Data excerpts
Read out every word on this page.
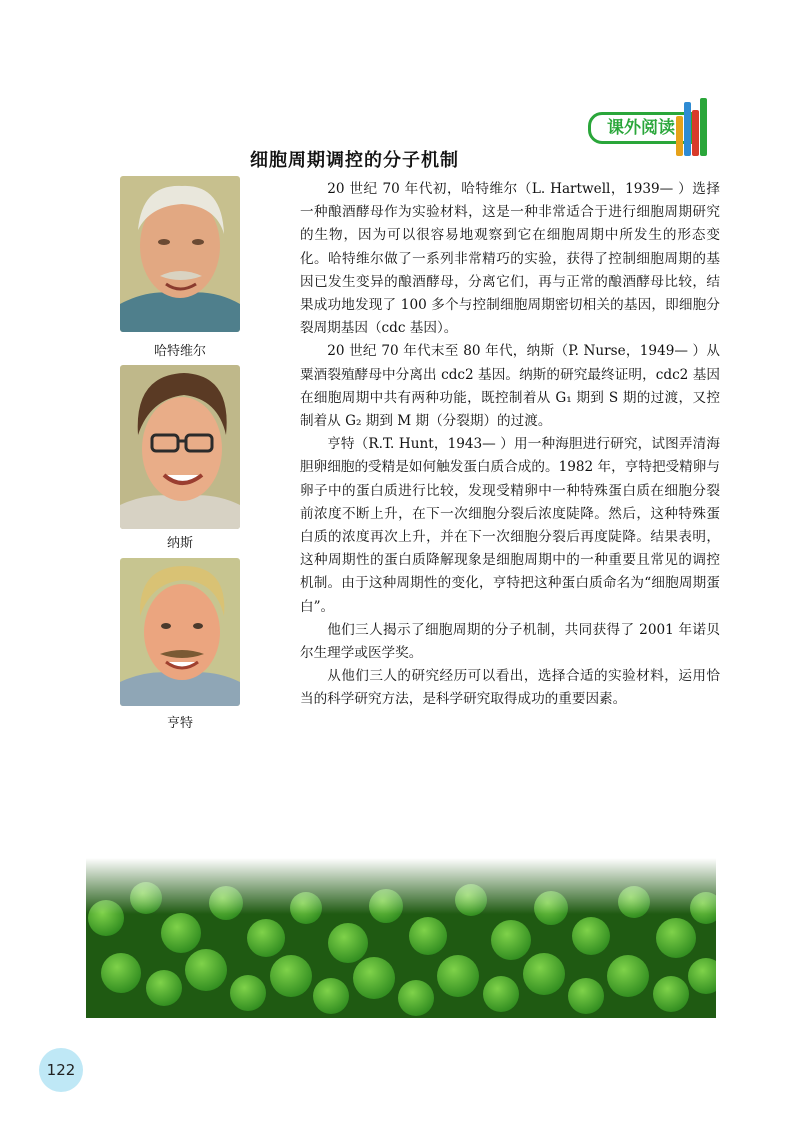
课外阅读
细胞周期调控的分子机制
哈特维尔
纳斯
亨特

20 世纪 70 年代初，哈特维尔（L. Hartwell，1939— ）选择一种酿酒酵母作为实验材料，这是一种非常适合于进行细胞周期研究的生物，因为可以很容易地观察到它在细胞周期中所发生的形态变化。哈特维尔做了一系列非常精巧的实验，获得了控制细胞周期的基因已发生变异的酿酒酵母，分离它们，再与正常的酿酒酵母比较，结果成功地发现了 100 多个与控制细胞周期密切相关的基因，即细胞分裂周期基因（cdc 基因）。

20 世纪 70 年代末至 80 年代，纳斯（P. Nurse，1949— ）从粟酒裂殖酵母中分离出 cdc2 基因。纳斯的研究最终证明，cdc2 基因在细胞周期中共有两种功能，既控制着从 G₁ 期到 S 期的过渡，又控制着从 G₂ 期到 M 期（分裂期）的过渡。

亨特（R.T. Hunt，1943— ）用一种海胆进行研究，试图弄清海胆卵细胞的受精是如何触发蛋白质合成的。1982 年，亨特把受精卵与卵子中的蛋白质进行比较，发现受精卵中一种特殊蛋白质在细胞分裂前浓度不断上升，在下一次细胞分裂后浓度陡降。然后，这种特殊蛋白质的浓度再次上升，并在下一次细胞分裂后再度陡降。结果表明，这种周期性的蛋白质降解现象是细胞周期中的一种重要且常见的调控机制。由于这种周期性的变化，亨特把这种蛋白质命名为“细胞周期蛋白”。

他们三人揭示了细胞周期的分子机制，共同获得了 2001 年诺贝尔生理学或医学奖。

从他们三人的研究经历可以看出，选择合适的实验材料，运用恰当的科学研究方法，是科学研究取得成功的重要因素。

122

- Exercise -
Determine how many lines of this listing contain "哈特维尔", and give only the number.

- Completed exercise -
2